** start **

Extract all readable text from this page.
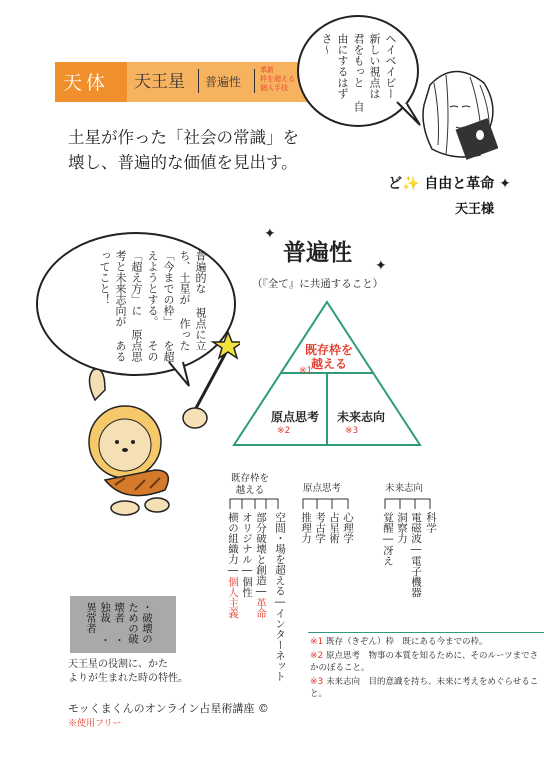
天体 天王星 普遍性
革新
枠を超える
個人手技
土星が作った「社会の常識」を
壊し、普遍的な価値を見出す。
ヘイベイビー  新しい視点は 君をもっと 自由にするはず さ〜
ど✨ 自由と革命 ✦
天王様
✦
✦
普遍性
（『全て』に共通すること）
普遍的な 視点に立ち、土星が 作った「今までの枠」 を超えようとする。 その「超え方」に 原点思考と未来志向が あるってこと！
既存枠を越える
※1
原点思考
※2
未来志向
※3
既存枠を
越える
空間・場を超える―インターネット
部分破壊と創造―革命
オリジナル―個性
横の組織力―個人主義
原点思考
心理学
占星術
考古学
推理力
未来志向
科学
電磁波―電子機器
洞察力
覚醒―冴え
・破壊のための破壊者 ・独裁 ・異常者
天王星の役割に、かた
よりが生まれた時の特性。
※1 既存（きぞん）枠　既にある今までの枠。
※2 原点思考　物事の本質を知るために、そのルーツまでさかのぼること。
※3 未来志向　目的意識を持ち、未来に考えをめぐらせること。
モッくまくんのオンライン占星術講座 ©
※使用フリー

** end **
** start **

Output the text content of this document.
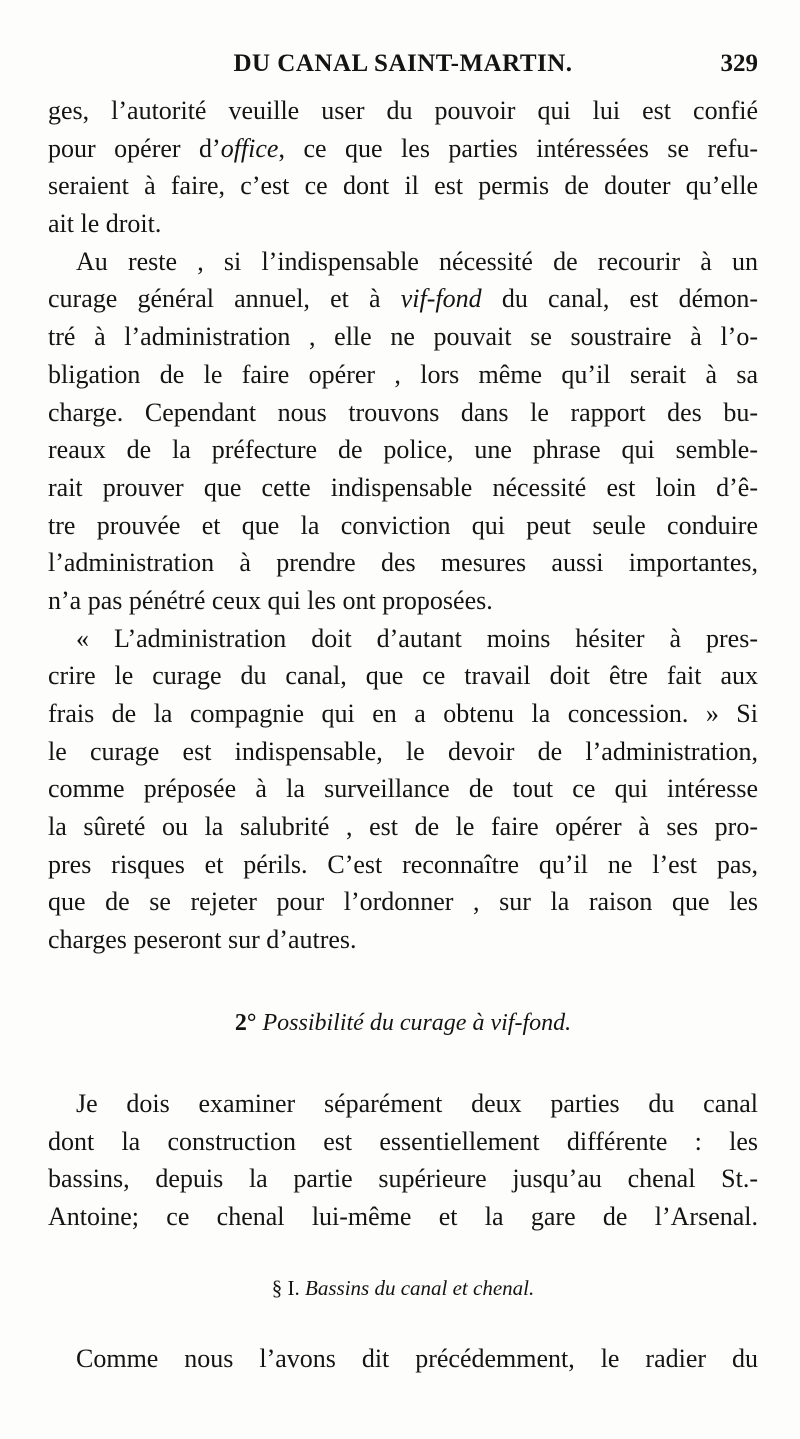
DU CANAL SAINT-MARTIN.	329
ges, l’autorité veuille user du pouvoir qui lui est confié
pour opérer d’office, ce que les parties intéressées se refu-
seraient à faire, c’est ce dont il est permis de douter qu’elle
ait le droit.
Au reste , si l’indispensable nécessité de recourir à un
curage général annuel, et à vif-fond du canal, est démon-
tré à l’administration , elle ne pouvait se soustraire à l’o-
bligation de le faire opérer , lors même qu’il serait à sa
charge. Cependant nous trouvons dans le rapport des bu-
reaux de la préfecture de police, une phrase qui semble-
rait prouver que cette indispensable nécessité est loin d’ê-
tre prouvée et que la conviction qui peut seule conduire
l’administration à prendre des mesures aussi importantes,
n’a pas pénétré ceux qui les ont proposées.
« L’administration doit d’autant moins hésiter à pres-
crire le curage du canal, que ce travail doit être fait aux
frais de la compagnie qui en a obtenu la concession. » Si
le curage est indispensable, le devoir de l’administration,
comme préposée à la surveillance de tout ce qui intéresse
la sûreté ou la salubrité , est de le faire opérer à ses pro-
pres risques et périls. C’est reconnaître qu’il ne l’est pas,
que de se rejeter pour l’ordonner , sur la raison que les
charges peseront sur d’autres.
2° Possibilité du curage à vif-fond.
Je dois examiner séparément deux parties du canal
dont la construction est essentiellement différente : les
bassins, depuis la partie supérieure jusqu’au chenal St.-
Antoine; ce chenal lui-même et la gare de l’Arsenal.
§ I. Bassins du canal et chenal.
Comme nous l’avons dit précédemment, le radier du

** end **
** start **

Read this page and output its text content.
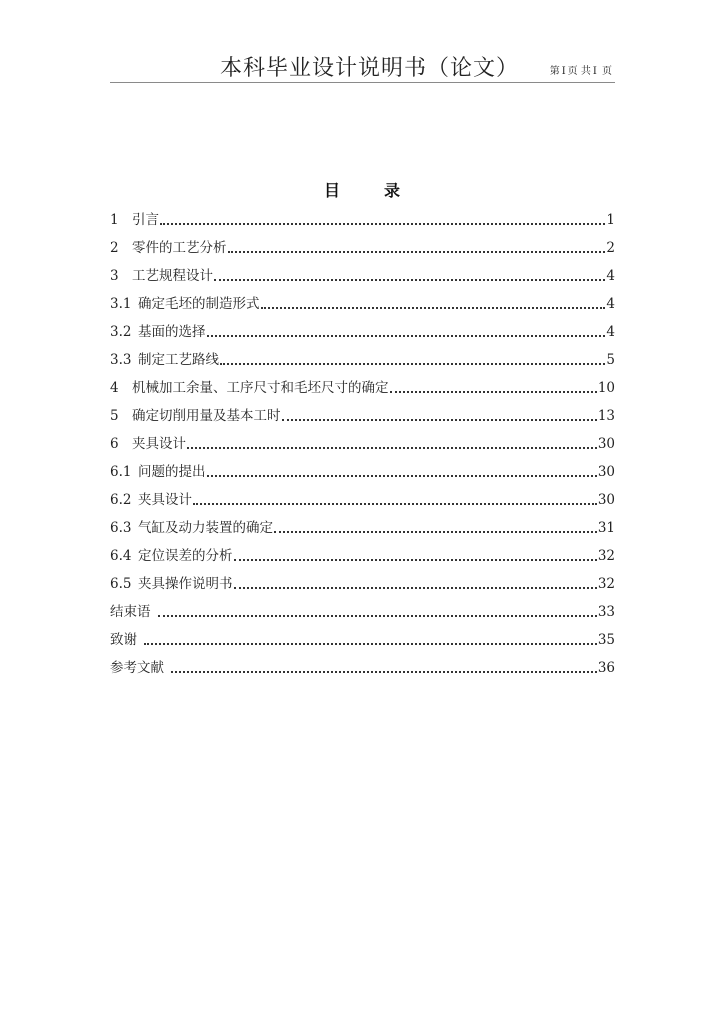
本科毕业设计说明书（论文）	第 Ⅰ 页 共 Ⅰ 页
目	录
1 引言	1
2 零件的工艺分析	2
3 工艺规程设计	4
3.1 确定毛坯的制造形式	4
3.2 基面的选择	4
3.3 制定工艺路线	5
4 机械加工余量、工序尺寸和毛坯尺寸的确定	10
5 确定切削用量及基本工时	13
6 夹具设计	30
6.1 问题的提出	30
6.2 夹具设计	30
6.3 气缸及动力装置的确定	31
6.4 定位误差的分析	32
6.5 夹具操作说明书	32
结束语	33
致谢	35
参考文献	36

** end **

_Exercise instructions:_ Which lines hold the string "doit"? List them all.

_Right answer:_
« L’administration doit d’autant moins hésiter à pres-
crire le curage du canal, que ce travail doit être fait aux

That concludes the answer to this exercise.